[begin Records supplied]

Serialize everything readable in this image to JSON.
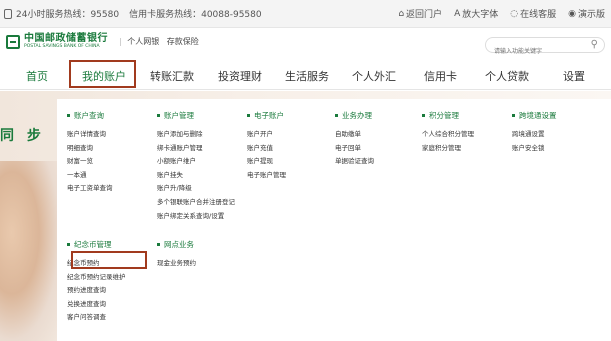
{
  "topbar": {
    "hotline": "24小时服务热线：95580",
    "card_hotline": "信用卡服务热线：40088-95580",
    "links": [
      {
        "icon": "home-icon",
        "label": "返回门户"
      },
      {
        "icon": "font-size-icon",
        "label": "放大字体"
      },
      {
        "icon": "chat-icon",
        "label": "在线客服"
      },
      {
        "icon": "eye-icon",
        "label": "演示版"
      }
    ]
  },
  "header": {
    "logo_cn": "中国邮政储蓄银行",
    "logo_en": "POSTAL SAVINGS BANK OF CHINA",
    "section1": "个人网银",
    "section2": "存款保险",
    "search_placeholder": "请输入功能关键字"
  },
  "nav": {
    "tabs": [
      "首页",
      "我的账户",
      "转账汇款",
      "投资理财",
      "生活服务",
      "个人外汇",
      "信用卡",
      "个人贷款",
      "设置"
    ],
    "active": "我的账户"
  },
  "banner": {
    "slogan": "同 步"
  },
  "dropdown": {
    "groups": [
      {
        "title": "账户查询",
        "items": [
          "账户详情查询",
          "明细查询",
          "财富一览",
          "一本通",
          "电子工资单查询"
        ]
      },
      {
        "title": "账户管理",
        "items": [
          "账户添加与删除",
          "绑卡通账户管理",
          "小额账户维户",
          "账户挂失",
          "账户升/降级",
          "多个银联账户合并注册登记",
          "账户绑定关系查询/设置"
        ]
      },
      {
        "title": "电子账户",
        "items": [
          "账户开户",
          "账户充值",
          "账户提现",
          "电子账户管理"
        ]
      },
      {
        "title": "业务办理",
        "items": [
          "自助缴单",
          "电子回单",
          "单据验证查询"
        ]
      },
      {
        "title": "积分管理",
        "items": [
          "个人综合积分管理",
          "家庭积分管理"
        ]
      },
      {
        "title": "跨境通设置",
        "items": [
          "跨境通设置",
          "账户安全锁"
        ]
      },
      {
        "title": "纪念币管理",
        "items": [
          "纪念币预约",
          "纪念币预约记录维护",
          "预约进度查询",
          "兑换进度查询",
          "客户问答调查"
        ]
      },
      {
        "title": "网点业务",
        "items": [
          "现金业务预约"
        ]
      }
    ]
  }
}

[end Records supplied]

• [Problem to work on]:
Return the records exactly. Don't carry the pictures over.

• [Solution to this problem]:
Serialize everything readable in this image to JSON.
{
  "topbar": {
    "hotline": "24小时服务热线：95580",
    "card_hotline": "信用卡服务热线：40088-95580",
    "links": [
      {
        "icon": "home-icon",
        "label": "返回门户"
      },
      {
        "icon": "font-size-icon",
        "label": "放大字体"
      },
      {
        "icon": "chat-icon",
        "label": "在线客服"
      },
      {
        "icon": "eye-icon",
        "label": "演示版"
      }
    ]
  },
  "header": {
    "logo_cn": "中国邮政储蓄银行",
    "logo_en": "POSTAL SAVINGS BANK OF CHINA",
    "section1": "个人网银",
    "section2": "存款保险",
    "search_placeholder": "请输入功能关键字"
  },
  "nav": {
    "tabs": [
      "首页",
      "我的账户",
      "转账汇款",
      "投资理财",
      "生活服务",
      "个人外汇",
      "信用卡",
      "个人贷款",
      "设置"
    ],
    "active": "我的账户"
  },
  "banner": {
    "slogan": "同 步"
  },
  "dropdown": {
    "groups": [
      {
        "title": "账户查询",
        "items": [
          "账户详情查询",
          "明细查询",
          "财富一览",
          "一本通",
          "电子工资单查询"
        ]
      },
      {
        "title": "账户管理",
        "items": [
          "账户添加与删除",
          "绑卡通账户管理",
          "小额账户维户",
          "账户挂失",
          "账户升/降级",
          "多个银联账户合并注册登记",
          "账户绑定关系查询/设置"
        ]
      },
      {
        "title": "电子账户",
        "items": [
          "账户开户",
          "账户充值",
          "账户提现",
          "电子账户管理"
        ]
      },
      {
        "title": "业务办理",
        "items": [
          "自助缴单",
          "电子回单",
          "单据验证查询"
        ]
      },
      {
        "title": "积分管理",
        "items": [
          "个人综合积分管理",
          "家庭积分管理"
        ]
      },
      {
        "title": "跨境通设置",
        "items": [
          "跨境通设置",
          "账户安全锁"
        ]
      },
      {
        "title": "纪念币管理",
        "items": [
          "纪念币预约",
          "纪念币预约记录维护",
          "预约进度查询",
          "兑换进度查询",
          "客户问答调查"
        ]
      },
      {
        "title": "网点业务",
        "items": [
          "现金业务预约"
        ]
      }
    ]
  }
}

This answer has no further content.